- _Work to do_
Repeat every entry word for word, but leave the images out of your copy.

- _Information supplied_
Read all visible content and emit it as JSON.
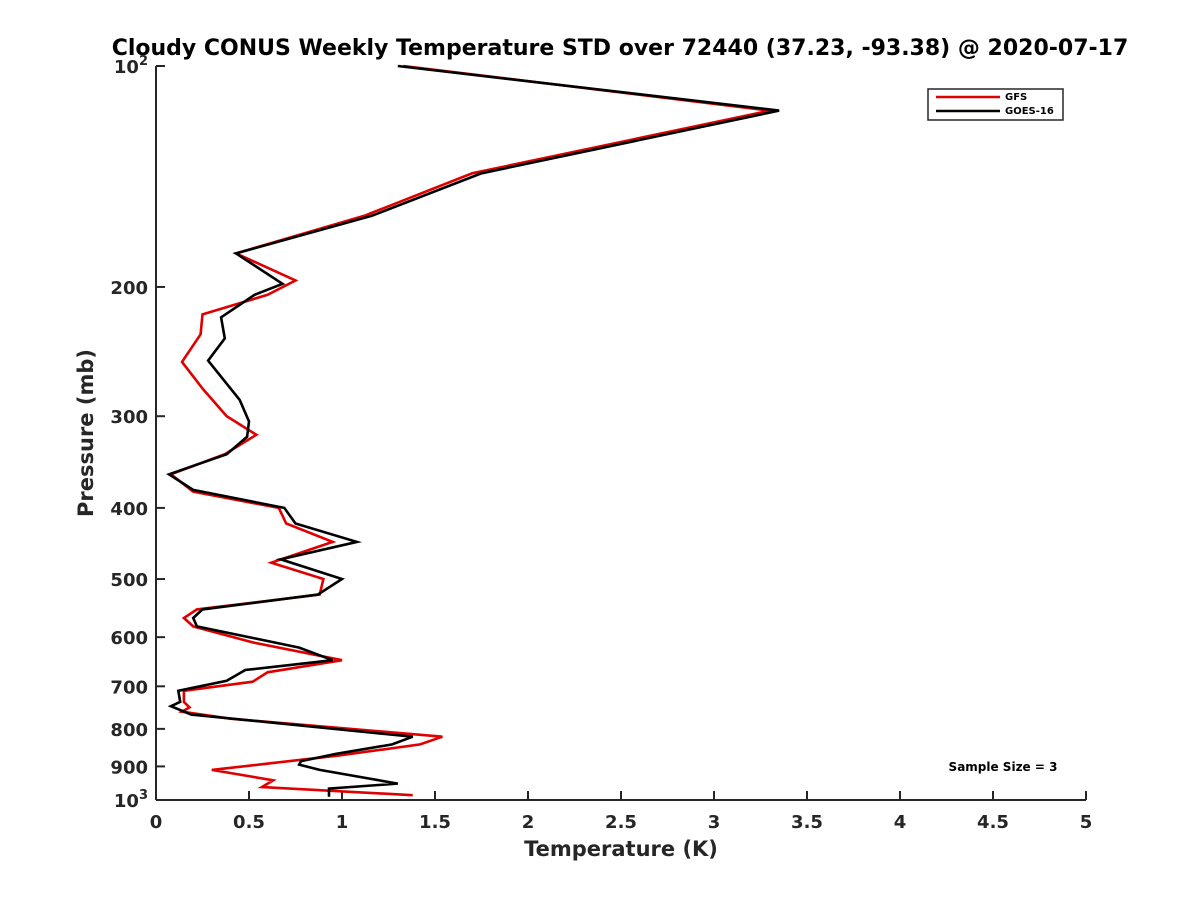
{
  "chart_data": {
    "type": "line",
    "title": "Cloudy CONUS Weekly Temperature STD over 72440 (37.23, -93.38) @ 2020-07-17",
    "xlabel": "Temperature (K)",
    "ylabel": "Pressure (mb)",
    "xlim": [
      0,
      5
    ],
    "ylim": [
      100,
      1000
    ],
    "y_scale": "log",
    "y_reversed": true,
    "grid": false,
    "legend_position": "top-right",
    "x_ticks": [
      "0",
      "0.5",
      "1",
      "1.5",
      "2",
      "2.5",
      "3",
      "3.5",
      "4",
      "4.5",
      "5"
    ],
    "y_ticks": [
      {
        "value": 100,
        "base": "10",
        "exp": "2"
      },
      {
        "value": 200,
        "label": "200"
      },
      {
        "value": 300,
        "label": "300"
      },
      {
        "value": 400,
        "label": "400"
      },
      {
        "value": 500,
        "label": "500"
      },
      {
        "value": 600,
        "label": "600"
      },
      {
        "value": 700,
        "label": "700"
      },
      {
        "value": 800,
        "label": "800"
      },
      {
        "value": 900,
        "label": "900"
      },
      {
        "value": 1000,
        "base": "10",
        "exp": "3"
      }
    ],
    "annotation": "Sample Size = 3",
    "series": [
      {
        "name": "GFS",
        "color": "#e00000",
        "points": [
          [
            1.33,
            100
          ],
          [
            3.3,
            115
          ],
          [
            1.7,
            140
          ],
          [
            1.12,
            160
          ],
          [
            0.43,
            180
          ],
          [
            0.75,
            196
          ],
          [
            0.6,
            205
          ],
          [
            0.25,
            218
          ],
          [
            0.24,
            232
          ],
          [
            0.14,
            253
          ],
          [
            0.25,
            275
          ],
          [
            0.38,
            300
          ],
          [
            0.54,
            318
          ],
          [
            0.37,
            338
          ],
          [
            0.08,
            360
          ],
          [
            0.2,
            380
          ],
          [
            0.66,
            400
          ],
          [
            0.7,
            420
          ],
          [
            0.95,
            445
          ],
          [
            0.62,
            475
          ],
          [
            0.9,
            500
          ],
          [
            0.88,
            525
          ],
          [
            0.22,
            550
          ],
          [
            0.15,
            565
          ],
          [
            0.2,
            580
          ],
          [
            0.52,
            610
          ],
          [
            1.0,
            645
          ],
          [
            0.6,
            670
          ],
          [
            0.52,
            690
          ],
          [
            0.15,
            710
          ],
          [
            0.15,
            735
          ],
          [
            0.18,
            748
          ],
          [
            0.14,
            758
          ],
          [
            0.4,
            775
          ],
          [
            1.54,
            820
          ],
          [
            1.42,
            840
          ],
          [
            0.98,
            870
          ],
          [
            0.3,
            910
          ],
          [
            0.63,
            940
          ],
          [
            0.57,
            960
          ],
          [
            1.38,
            985
          ]
        ]
      },
      {
        "name": "GOES-16",
        "color": "#000000",
        "points": [
          [
            1.3,
            100
          ],
          [
            3.35,
            115
          ],
          [
            1.75,
            140
          ],
          [
            1.16,
            160
          ],
          [
            0.43,
            180
          ],
          [
            0.68,
            198
          ],
          [
            0.53,
            205
          ],
          [
            0.35,
            220
          ],
          [
            0.37,
            235
          ],
          [
            0.28,
            252
          ],
          [
            0.45,
            285
          ],
          [
            0.5,
            305
          ],
          [
            0.49,
            320
          ],
          [
            0.38,
            338
          ],
          [
            0.07,
            360
          ],
          [
            0.2,
            378
          ],
          [
            0.69,
            400
          ],
          [
            0.75,
            420
          ],
          [
            1.08,
            445
          ],
          [
            0.67,
            470
          ],
          [
            1.0,
            500
          ],
          [
            0.87,
            525
          ],
          [
            0.25,
            550
          ],
          [
            0.2,
            565
          ],
          [
            0.22,
            580
          ],
          [
            0.77,
            620
          ],
          [
            0.95,
            645
          ],
          [
            0.48,
            665
          ],
          [
            0.38,
            688
          ],
          [
            0.12,
            710
          ],
          [
            0.13,
            735
          ],
          [
            0.08,
            745
          ],
          [
            0.19,
            765
          ],
          [
            1.38,
            820
          ],
          [
            1.27,
            840
          ],
          [
            0.97,
            865
          ],
          [
            0.78,
            885
          ],
          [
            0.77,
            895
          ],
          [
            0.88,
            910
          ],
          [
            1.3,
            950
          ],
          [
            0.93,
            965
          ],
          [
            0.93,
            990
          ]
        ]
      }
    ]
  }
}
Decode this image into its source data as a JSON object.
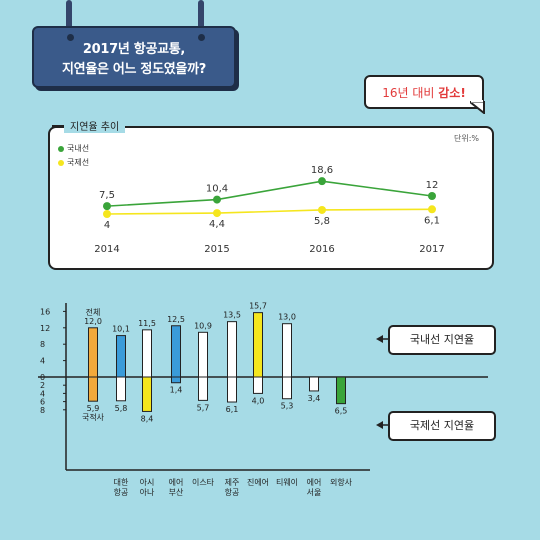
{
  "title": {
    "line1": "2017년 항공교통,",
    "line2": "지연율은 어느 정도였을까?"
  },
  "bubble": {
    "prefix": "16년 대비 ",
    "emphasis": "감소!"
  },
  "colors": {
    "background": "#a6dbe6",
    "domestic": "#3aa43a",
    "international": "#f5e61e",
    "orange": "#f3a93a",
    "blue": "#3a9bd9",
    "green": "#3aa43a",
    "yellow": "#f5e61e"
  },
  "chart_data": [
    {
      "type": "line",
      "title": "지연율 추이",
      "unit": "단위:%",
      "categories": [
        "2014",
        "2015",
        "2016",
        "2017"
      ],
      "series": [
        {
          "name": "국내선",
          "values": [
            7.5,
            10.4,
            18.6,
            12
          ]
        },
        {
          "name": "국제선",
          "values": [
            4,
            4.4,
            5.8,
            6.1
          ]
        }
      ],
      "value_labels": {
        "국내선": [
          "7,5",
          "10,4",
          "18,6",
          "12"
        ],
        "국제선": [
          "4",
          "4,4",
          "5,8",
          "6,1"
        ]
      },
      "legend_position": "top-left"
    },
    {
      "type": "bar",
      "yticks_up": [
        "16",
        "12",
        "8",
        "4",
        "0"
      ],
      "yticks_down": [
        "2",
        "4",
        "6",
        "8"
      ],
      "categories": [
        "전체/국적사",
        "대한항공",
        "아시아나",
        "에어부산",
        "이스타",
        "제주항공",
        "진에어",
        "티웨이",
        "에어서울",
        "외항사"
      ],
      "category_labels": [
        [
          "",
          ""
        ],
        [
          "대한",
          "항공"
        ],
        [
          "아시",
          "아나"
        ],
        [
          "에어",
          "부산"
        ],
        [
          "이스타",
          ""
        ],
        [
          "제주",
          "항공"
        ],
        [
          "진에어",
          ""
        ],
        [
          "티웨이",
          ""
        ],
        [
          "에어",
          "서울"
        ],
        [
          "외항사",
          ""
        ]
      ],
      "domestic": [
        12.0,
        10.1,
        11.5,
        12.5,
        10.9,
        13.5,
        15.7,
        13.0,
        null,
        null
      ],
      "international": [
        5.9,
        5.8,
        8.4,
        1.4,
        5.7,
        6.1,
        4.0,
        5.3,
        3.4,
        6.5
      ],
      "domestic_labels": [
        "12,0",
        "10,1",
        "11,5",
        "12,5",
        "10,9",
        "13,5",
        "15,7",
        "13,0",
        "",
        ""
      ],
      "international_labels": [
        "5,9",
        "5,8",
        "8,4",
        "1,4",
        "5,7",
        "6,1",
        "4,0",
        "5,3",
        "3,4",
        "6,5"
      ],
      "first_top_label": "전체",
      "first_bottom_label": "국적사",
      "highlight_colors": [
        "orange",
        "blue",
        "yellow",
        "blue",
        null,
        null,
        "yellow",
        null,
        null,
        "green"
      ],
      "callout_up": "국내선 지연율",
      "callout_down": "국제선 지연율"
    }
  ]
}
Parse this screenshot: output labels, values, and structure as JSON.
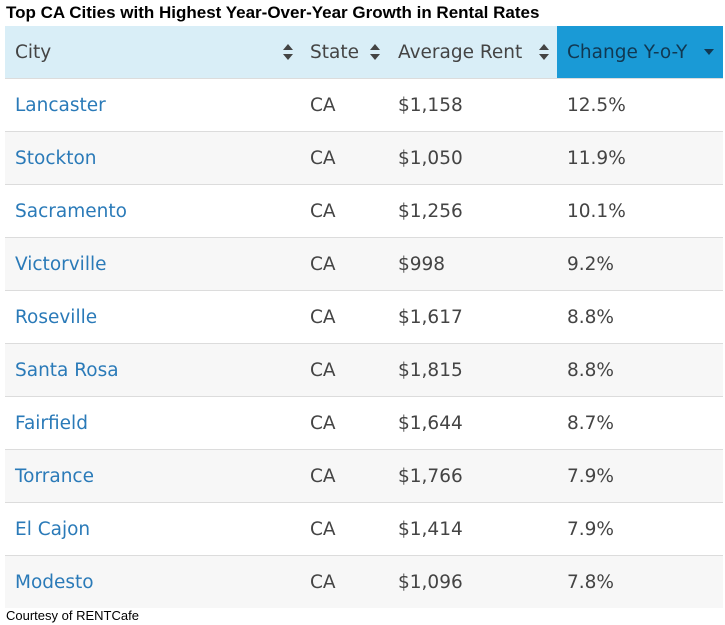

- _Answer below_
Read all visible content and emit it as JSON.
{
  "chart_data": {
    "type": "line",
    "title": "Cloudy CONUS Weekly Temperature STD over 72440 (37.23, -93.38) @ 2020-07-17",
    "xlabel": "Temperature (K)",
    "ylabel": "Pressure (mb)",
    "xlim": [
      0,
      5
    ],
    "ylim": [
      100,
      1000
    ],
    "y_scale": "log",
    "y_reversed": true,
    "grid": false,
    "legend_position": "top-right",
    "x_ticks": [
      "0",
      "0.5",
      "1",
      "1.5",
      "2",
      "2.5",
      "3",
      "3.5",
      "4",
      "4.5",
      "5"
    ],
    "y_ticks": [
      {
        "value": 100,
        "base": "10",
        "exp": "2"
      },
      {
        "value": 200,
        "label": "200"
      },
      {
        "value": 300,
        "label": "300"
      },
      {
        "value": 400,
        "label": "400"
      },
      {
        "value": 500,
        "label": "500"
      },
      {
        "value": 600,
        "label": "600"
      },
      {
        "value": 700,
        "label": "700"
      },
      {
        "value": 800,
        "label": "800"
      },
      {
        "value": 900,
        "label": "900"
      },
      {
        "value": 1000,
        "base": "10",
        "exp": "3"
      }
    ],
    "annotation": "Sample Size = 3",
    "series": [
      {
        "name": "GFS",
        "color": "#e00000",
        "points": [
          [
            1.33,
            100
          ],
          [
            3.3,
            115
          ],
          [
            1.7,
            140
          ],
          [
            1.12,
            160
          ],
          [
            0.43,
            180
          ],
          [
            0.75,
            196
          ],
          [
            0.6,
            205
          ],
          [
            0.25,
            218
          ],
          [
            0.24,
            232
          ],
          [
            0.14,
            253
          ],
          [
            0.25,
            275
          ],
          [
            0.38,
            300
          ],
          [
            0.54,
            318
          ],
          [
            0.37,
            338
          ],
          [
            0.08,
            360
          ],
          [
            0.2,
            380
          ],
          [
            0.66,
            400
          ],
          [
            0.7,
            420
          ],
          [
            0.95,
            445
          ],
          [
            0.62,
            475
          ],
          [
            0.9,
            500
          ],
          [
            0.88,
            525
          ],
          [
            0.22,
            550
          ],
          [
            0.15,
            565
          ],
          [
            0.2,
            580
          ],
          [
            0.52,
            610
          ],
          [
            1.0,
            645
          ],
          [
            0.6,
            670
          ],
          [
            0.52,
            690
          ],
          [
            0.15,
            710
          ],
          [
            0.15,
            735
          ],
          [
            0.18,
            748
          ],
          [
            0.14,
            758
          ],
          [
            0.4,
            775
          ],
          [
            1.54,
            820
          ],
          [
            1.42,
            840
          ],
          [
            0.98,
            870
          ],
          [
            0.3,
            910
          ],
          [
            0.63,
            940
          ],
          [
            0.57,
            960
          ],
          [
            1.38,
            985
          ]
        ]
      },
      {
        "name": "GOES-16",
        "color": "#000000",
        "points": [
          [
            1.3,
            100
          ],
          [
            3.35,
            115
          ],
          [
            1.75,
            140
          ],
          [
            1.16,
            160
          ],
          [
            0.43,
            180
          ],
          [
            0.68,
            198
          ],
          [
            0.53,
            205
          ],
          [
            0.35,
            220
          ],
          [
            0.37,
            235
          ],
          [
            0.28,
            252
          ],
          [
            0.45,
            285
          ],
          [
            0.5,
            305
          ],
          [
            0.49,
            320
          ],
          [
            0.38,
            338
          ],
          [
            0.07,
            360
          ],
          [
            0.2,
            378
          ],
          [
            0.69,
            400
          ],
          [
            0.75,
            420
          ],
          [
            1.08,
            445
          ],
          [
            0.67,
            470
          ],
          [
            1.0,
            500
          ],
          [
            0.87,
            525
          ],
          [
            0.25,
            550
          ],
          [
            0.2,
            565
          ],
          [
            0.22,
            580
          ],
          [
            0.77,
            620
          ],
          [
            0.95,
            645
          ],
          [
            0.48,
            665
          ],
          [
            0.38,
            688
          ],
          [
            0.12,
            710
          ],
          [
            0.13,
            735
          ],
          [
            0.08,
            745
          ],
          [
            0.19,
            765
          ],
          [
            1.38,
            820
          ],
          [
            1.27,
            840
          ],
          [
            0.97,
            865
          ],
          [
            0.78,
            885
          ],
          [
            0.77,
            895
          ],
          [
            0.88,
            910
          ],
          [
            1.3,
            950
          ],
          [
            0.93,
            965
          ],
          [
            0.93,
            990
          ]
        ]
      }
    ]
  }
}
Decode this image into its source data as a JSON object.
{
  "title": {
    "line1": "2017년 항공교통,",
    "line2": "지연율은 어느 정도였을까?"
  },
  "bubble": {
    "prefix": "16년 대비 ",
    "emphasis": "감소!"
  },
  "colors": {
    "background": "#a6dbe6",
    "domestic": "#3aa43a",
    "international": "#f5e61e",
    "orange": "#f3a93a",
    "blue": "#3a9bd9",
    "green": "#3aa43a",
    "yellow": "#f5e61e"
  },
  "chart_data": [
    {
      "type": "line",
      "title": "지연율 추이",
      "unit": "단위:%",
      "categories": [
        "2014",
        "2015",
        "2016",
        "2017"
      ],
      "series": [
        {
          "name": "국내선",
          "values": [
            7.5,
            10.4,
            18.6,
            12
          ]
        },
        {
          "name": "국제선",
          "values": [
            4,
            4.4,
            5.8,
            6.1
          ]
        }
      ],
      "value_labels": {
        "국내선": [
          "7,5",
          "10,4",
          "18,6",
          "12"
        ],
        "국제선": [
          "4",
          "4,4",
          "5,8",
          "6,1"
        ]
      },
      "legend_position": "top-left"
    },
    {
      "type": "bar",
      "yticks_up": [
        "16",
        "12",
        "8",
        "4",
        "0"
      ],
      "yticks_down": [
        "2",
        "4",
        "6",
        "8"
      ],
      "categories": [
        "전체/국적사",
        "대한항공",
        "아시아나",
        "에어부산",
        "이스타",
        "제주항공",
        "진에어",
        "티웨이",
        "에어서울",
        "외항사"
      ],
      "category_labels": [
        [
          "",
          ""
        ],
        [
          "대한",
          "항공"
        ],
        [
          "아시",
          "아나"
        ],
        [
          "에어",
          "부산"
        ],
        [
          "이스타",
          ""
        ],
        [
          "제주",
          "항공"
        ],
        [
          "진에어",
          ""
        ],
        [
          "티웨이",
          ""
        ],
        [
          "에어",
          "서울"
        ],
        [
          "외항사",
          ""
        ]
      ],
      "domestic": [
        12.0,
        10.1,
        11.5,
        12.5,
        10.9,
        13.5,
        15.7,
        13.0,
        null,
        null
      ],
      "international": [
        5.9,
        5.8,
        8.4,
        1.4,
        5.7,
        6.1,
        4.0,
        5.3,
        3.4,
        6.5
      ],
      "domestic_labels": [
        "12,0",
        "10,1",
        "11,5",
        "12,5",
        "10,9",
        "13,5",
        "15,7",
        "13,0",
        "",
        ""
      ],
      "international_labels": [
        "5,9",
        "5,8",
        "8,4",
        "1,4",
        "5,7",
        "6,1",
        "4,0",
        "5,3",
        "3,4",
        "6,5"
      ],
      "first_top_label": "전체",
      "first_bottom_label": "국적사",
      "highlight_colors": [
        "orange",
        "blue",
        "yellow",
        "blue",
        null,
        null,
        "yellow",
        null,
        null,
        "green"
      ],
      "callout_up": "국내선 지연율",
      "callout_down": "국제선 지연율"
    }
  ]
}
Parse this screenshot: output labels, values, and structure as JSON.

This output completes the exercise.